Exploiter les informations:
1. D'après l'extrait, pourquoi ce vaccin relève-t-il d'une vaccination individuelle plutôt que collective ? Répondez en une à trois phrases, s'il vous plaît.
2. Selon l'extrait, combien d'injections faut-il chez les bovins, et à quel intervalle ?

Extrait du texte:
Le principal impact dont les éleveurs se plaignent, c’est sur les broutards. Aujourd’hui, pour pouvoir les faire partir, ils doivent subir une désinsectisation puis quatorze jours après ils doivent avoir une PCR négative. Mais actuellement les PCR reviennent positives donc les broutards ne peuvent pas être vendus pour l’engraissement. Ils sont obligés de rester dans la zone c’est donc problématique pour la commercialisation de leurs animaux. C’est une perte financière supplémentaire pour les éleveurs qui sont inquiets et se demandent s’ils vont pouvoir payer leur banque.
Quelle a été la réaction des éleveurs face à la proposition vaccinale ?
En tant que vétérinaires, on l’a tous constaté, le premier réflexe des éleveurs a été de se tourner vers nous pour dire : le vaccin va être disponible, qu’est-ce que je fais ? Qu’est-ce que je risque à ne pas vacciner ou à vacciner ? Nous avons passé énormément de temps à expliquer et à les aider à prendre au mieux une décision adaptée face à cette vaccination volontaire. Mais une fois qu’ils ont reçu toutes les explications, ils nous disent tous que c’est comme pour le Covid, un vaccin sorti en urgence qui ne fait pas barrage… C’est vrai, contrairement au vaccin contre les sérotypes 4 et 8 dont ils ont l’habitude, celui-ci n’a pas encore d’autorisation de mise sur le marché, ce n’est qu’une autorisation temporaire d'utilisation. Il est efficace mais pas à 100 %, il ne prévient pas la virémie, ni la propagation de la maladie. C’est donc plutôt une vaccination individuelle qui réduit la violence des symptômes et non pas une vaccination collective qui ferait barrière. Le degré d’efficacité n’étant pas le même il y a beaucoup de méfiance et d’hésitation. De plus, les éleveurs n’ont pas la même hésitation selon leur élevage. Chez les éleveurs de moutons, ils ont compris qu’il fallait vite vacciner car, même si le mouton est contaminé, au bout d’une semaine, les signes cliniques diminuent. Chez les bovins, c’est plus compliqué, il faut deux injections à un mois d’intervalle. La protection n'intervient que quinze jours à trois semaines après la seconde dose. Si l’animal contracte la maladie après la première dose, cette première injection ne diminue pas les conséquences cliniques. Certains éleveurs se sentent donc désorientés et il a fallu les convaincre de l’intérêt de vacciner, qu’ils soient ou non impactés par la maladie. Un temps indispensable pour les accompagner au mieux. Au final dans notre clientèle, la couverture vaccinale des moutons devrait être bonne car nous avons eu un emballement sur les commandes de vaccin après une période de flottement. Pour les éleveurs bovins, je resterais plus réservé car la commande des doses a été moins spectaculaire
Aujourd'hui quel est le sentiment principal qui domine auprès de la clientèle ?

Données fournies:
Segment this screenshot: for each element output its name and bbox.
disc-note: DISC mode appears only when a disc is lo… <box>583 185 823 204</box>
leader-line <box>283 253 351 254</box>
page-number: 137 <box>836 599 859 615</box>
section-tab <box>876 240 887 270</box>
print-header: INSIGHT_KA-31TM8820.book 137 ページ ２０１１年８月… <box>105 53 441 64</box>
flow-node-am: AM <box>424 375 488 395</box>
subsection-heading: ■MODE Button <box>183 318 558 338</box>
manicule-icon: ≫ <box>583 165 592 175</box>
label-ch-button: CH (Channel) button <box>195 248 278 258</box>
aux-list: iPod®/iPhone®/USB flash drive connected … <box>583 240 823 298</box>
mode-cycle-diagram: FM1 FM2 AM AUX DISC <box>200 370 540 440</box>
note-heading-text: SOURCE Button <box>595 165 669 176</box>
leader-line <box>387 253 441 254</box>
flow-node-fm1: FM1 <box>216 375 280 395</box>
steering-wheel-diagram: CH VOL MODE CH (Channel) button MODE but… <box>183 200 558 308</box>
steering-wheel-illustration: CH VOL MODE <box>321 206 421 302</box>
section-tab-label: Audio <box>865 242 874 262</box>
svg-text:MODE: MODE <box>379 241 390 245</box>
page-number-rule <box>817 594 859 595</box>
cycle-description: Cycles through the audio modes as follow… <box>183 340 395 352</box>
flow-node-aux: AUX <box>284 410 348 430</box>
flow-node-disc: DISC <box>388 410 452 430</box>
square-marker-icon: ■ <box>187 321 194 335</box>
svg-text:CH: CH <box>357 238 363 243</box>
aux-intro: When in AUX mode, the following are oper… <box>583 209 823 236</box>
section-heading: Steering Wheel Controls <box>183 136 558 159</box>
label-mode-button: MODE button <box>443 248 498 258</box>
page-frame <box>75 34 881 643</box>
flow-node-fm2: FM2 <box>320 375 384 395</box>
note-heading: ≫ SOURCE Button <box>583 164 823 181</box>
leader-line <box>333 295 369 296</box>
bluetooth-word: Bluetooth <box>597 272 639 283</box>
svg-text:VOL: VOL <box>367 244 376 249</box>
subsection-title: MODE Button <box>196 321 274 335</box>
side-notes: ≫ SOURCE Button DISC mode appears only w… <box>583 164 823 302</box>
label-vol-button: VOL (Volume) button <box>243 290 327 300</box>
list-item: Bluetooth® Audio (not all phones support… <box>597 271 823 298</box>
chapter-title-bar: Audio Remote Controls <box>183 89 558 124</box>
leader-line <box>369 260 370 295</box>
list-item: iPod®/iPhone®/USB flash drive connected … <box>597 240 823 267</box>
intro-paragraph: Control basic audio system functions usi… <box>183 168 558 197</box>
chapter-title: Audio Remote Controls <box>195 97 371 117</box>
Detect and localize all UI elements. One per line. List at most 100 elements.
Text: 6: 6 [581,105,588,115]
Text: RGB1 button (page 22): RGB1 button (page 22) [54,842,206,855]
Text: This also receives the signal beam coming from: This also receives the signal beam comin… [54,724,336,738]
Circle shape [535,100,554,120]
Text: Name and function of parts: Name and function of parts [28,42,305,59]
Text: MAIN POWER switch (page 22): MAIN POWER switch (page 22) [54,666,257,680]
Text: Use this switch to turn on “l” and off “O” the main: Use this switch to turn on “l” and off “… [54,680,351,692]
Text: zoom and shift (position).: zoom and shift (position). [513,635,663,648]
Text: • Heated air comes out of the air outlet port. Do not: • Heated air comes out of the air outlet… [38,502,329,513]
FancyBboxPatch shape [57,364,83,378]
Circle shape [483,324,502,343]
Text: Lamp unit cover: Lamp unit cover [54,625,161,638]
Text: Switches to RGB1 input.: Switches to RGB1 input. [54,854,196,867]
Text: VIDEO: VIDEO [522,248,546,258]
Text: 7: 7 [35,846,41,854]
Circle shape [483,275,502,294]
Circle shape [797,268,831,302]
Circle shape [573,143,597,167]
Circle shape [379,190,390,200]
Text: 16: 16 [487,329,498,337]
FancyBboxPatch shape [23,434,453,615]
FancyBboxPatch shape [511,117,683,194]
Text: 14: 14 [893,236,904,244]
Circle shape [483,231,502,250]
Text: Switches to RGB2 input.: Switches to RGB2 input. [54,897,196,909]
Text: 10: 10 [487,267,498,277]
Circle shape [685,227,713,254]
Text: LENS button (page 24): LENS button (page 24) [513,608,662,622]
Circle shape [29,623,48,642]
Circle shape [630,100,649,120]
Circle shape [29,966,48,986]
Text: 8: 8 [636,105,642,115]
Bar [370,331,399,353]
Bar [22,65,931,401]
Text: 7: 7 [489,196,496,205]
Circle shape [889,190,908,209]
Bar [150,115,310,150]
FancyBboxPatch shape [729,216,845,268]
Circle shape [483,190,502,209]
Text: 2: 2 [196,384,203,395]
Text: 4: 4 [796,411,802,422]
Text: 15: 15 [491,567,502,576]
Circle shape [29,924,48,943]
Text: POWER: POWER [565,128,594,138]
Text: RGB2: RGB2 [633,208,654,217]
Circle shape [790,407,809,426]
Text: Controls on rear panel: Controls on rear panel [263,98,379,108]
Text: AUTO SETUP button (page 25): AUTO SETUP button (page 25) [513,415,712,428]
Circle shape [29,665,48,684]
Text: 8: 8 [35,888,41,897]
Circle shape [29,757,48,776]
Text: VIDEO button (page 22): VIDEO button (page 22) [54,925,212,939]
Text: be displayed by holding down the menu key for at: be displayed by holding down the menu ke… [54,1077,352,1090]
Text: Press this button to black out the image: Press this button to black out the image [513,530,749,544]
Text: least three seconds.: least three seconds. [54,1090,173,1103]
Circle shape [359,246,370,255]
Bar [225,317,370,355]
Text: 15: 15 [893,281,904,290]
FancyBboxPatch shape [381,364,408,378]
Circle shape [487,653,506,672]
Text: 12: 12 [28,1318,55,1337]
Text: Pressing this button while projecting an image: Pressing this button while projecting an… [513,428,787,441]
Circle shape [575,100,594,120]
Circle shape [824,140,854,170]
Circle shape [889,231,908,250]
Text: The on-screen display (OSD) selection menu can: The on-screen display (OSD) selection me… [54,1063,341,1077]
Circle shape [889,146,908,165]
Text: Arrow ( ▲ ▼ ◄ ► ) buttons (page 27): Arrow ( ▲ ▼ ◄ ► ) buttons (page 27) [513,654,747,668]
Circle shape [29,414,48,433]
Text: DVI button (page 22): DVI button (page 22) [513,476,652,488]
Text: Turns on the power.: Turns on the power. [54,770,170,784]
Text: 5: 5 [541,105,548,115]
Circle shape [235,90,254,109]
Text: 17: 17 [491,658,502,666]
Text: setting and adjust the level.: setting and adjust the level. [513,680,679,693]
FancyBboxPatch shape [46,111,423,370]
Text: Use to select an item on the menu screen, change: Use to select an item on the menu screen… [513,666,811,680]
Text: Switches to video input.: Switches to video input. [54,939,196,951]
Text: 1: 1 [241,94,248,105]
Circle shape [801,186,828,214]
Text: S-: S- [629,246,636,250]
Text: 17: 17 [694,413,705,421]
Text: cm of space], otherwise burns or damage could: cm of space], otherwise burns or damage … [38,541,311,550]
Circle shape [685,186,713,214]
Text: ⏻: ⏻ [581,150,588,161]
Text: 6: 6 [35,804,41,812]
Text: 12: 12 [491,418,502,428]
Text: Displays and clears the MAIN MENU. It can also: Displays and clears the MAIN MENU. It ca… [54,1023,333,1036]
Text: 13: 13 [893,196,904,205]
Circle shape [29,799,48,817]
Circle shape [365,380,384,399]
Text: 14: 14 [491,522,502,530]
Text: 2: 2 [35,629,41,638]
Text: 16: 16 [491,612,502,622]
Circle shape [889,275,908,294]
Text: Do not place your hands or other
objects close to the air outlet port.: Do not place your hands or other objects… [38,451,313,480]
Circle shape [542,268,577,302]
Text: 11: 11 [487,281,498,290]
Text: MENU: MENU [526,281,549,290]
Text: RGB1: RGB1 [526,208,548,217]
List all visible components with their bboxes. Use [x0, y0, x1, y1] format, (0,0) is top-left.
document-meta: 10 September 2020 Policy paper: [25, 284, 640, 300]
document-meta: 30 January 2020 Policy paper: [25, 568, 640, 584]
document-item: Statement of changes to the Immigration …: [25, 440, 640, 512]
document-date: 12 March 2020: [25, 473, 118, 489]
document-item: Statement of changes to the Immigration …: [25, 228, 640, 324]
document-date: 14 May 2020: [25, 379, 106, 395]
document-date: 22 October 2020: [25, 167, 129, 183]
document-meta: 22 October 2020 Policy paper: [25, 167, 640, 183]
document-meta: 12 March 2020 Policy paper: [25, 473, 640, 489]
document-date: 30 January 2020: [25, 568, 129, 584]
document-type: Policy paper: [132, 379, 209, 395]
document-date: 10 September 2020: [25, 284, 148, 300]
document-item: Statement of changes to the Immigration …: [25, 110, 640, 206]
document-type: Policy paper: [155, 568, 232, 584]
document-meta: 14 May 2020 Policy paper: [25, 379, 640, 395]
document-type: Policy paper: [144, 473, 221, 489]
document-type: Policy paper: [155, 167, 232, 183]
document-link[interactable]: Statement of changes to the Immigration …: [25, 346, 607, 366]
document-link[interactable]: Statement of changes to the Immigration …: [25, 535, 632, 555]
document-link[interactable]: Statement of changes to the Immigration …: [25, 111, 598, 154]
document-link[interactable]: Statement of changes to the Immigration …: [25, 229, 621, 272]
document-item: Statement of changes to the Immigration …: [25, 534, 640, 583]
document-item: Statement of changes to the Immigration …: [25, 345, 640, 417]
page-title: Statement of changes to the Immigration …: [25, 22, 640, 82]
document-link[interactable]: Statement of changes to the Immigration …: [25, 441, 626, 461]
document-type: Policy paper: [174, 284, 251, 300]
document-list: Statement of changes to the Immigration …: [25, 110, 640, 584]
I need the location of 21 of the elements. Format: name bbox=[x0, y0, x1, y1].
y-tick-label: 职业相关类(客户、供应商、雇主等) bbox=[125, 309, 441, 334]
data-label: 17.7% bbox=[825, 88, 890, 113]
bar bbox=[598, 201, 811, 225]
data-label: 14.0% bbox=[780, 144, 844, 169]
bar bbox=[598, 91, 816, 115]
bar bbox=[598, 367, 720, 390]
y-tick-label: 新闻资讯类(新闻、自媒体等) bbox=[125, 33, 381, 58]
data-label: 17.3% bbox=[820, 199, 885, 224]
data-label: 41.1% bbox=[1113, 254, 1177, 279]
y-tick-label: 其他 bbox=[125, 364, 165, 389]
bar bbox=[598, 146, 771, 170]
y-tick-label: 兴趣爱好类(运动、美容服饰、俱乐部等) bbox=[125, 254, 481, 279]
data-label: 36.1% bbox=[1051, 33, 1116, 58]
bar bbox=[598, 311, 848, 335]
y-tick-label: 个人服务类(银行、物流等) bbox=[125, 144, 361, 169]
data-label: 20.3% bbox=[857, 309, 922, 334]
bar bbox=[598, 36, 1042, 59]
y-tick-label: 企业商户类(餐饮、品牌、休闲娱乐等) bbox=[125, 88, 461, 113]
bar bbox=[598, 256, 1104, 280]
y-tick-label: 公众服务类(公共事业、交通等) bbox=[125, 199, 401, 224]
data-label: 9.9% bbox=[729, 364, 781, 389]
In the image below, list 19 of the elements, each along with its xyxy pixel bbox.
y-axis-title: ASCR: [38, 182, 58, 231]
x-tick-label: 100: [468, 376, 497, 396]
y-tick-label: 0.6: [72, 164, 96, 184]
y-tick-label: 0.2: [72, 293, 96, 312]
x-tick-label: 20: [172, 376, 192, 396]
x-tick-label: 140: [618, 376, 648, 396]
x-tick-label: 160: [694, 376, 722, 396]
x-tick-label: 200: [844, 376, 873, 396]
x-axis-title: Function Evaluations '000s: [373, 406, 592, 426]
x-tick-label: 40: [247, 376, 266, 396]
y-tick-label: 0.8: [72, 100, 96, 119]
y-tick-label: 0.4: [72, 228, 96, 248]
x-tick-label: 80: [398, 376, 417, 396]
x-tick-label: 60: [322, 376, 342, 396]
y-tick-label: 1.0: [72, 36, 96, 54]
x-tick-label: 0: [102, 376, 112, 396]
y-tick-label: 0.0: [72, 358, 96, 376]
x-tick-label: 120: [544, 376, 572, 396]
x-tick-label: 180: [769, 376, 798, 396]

Réponses attendues:
1. Ce vaccin est efficace, mais pas à 100 %, et il ne prévient ni la virémie ni la propagation de la maladie. Il réduit la violence des symptômes chez l'animal vacciné sans faire barrière à l'échelle collective.

2. Il faut deux injections à un mois d'intervalle.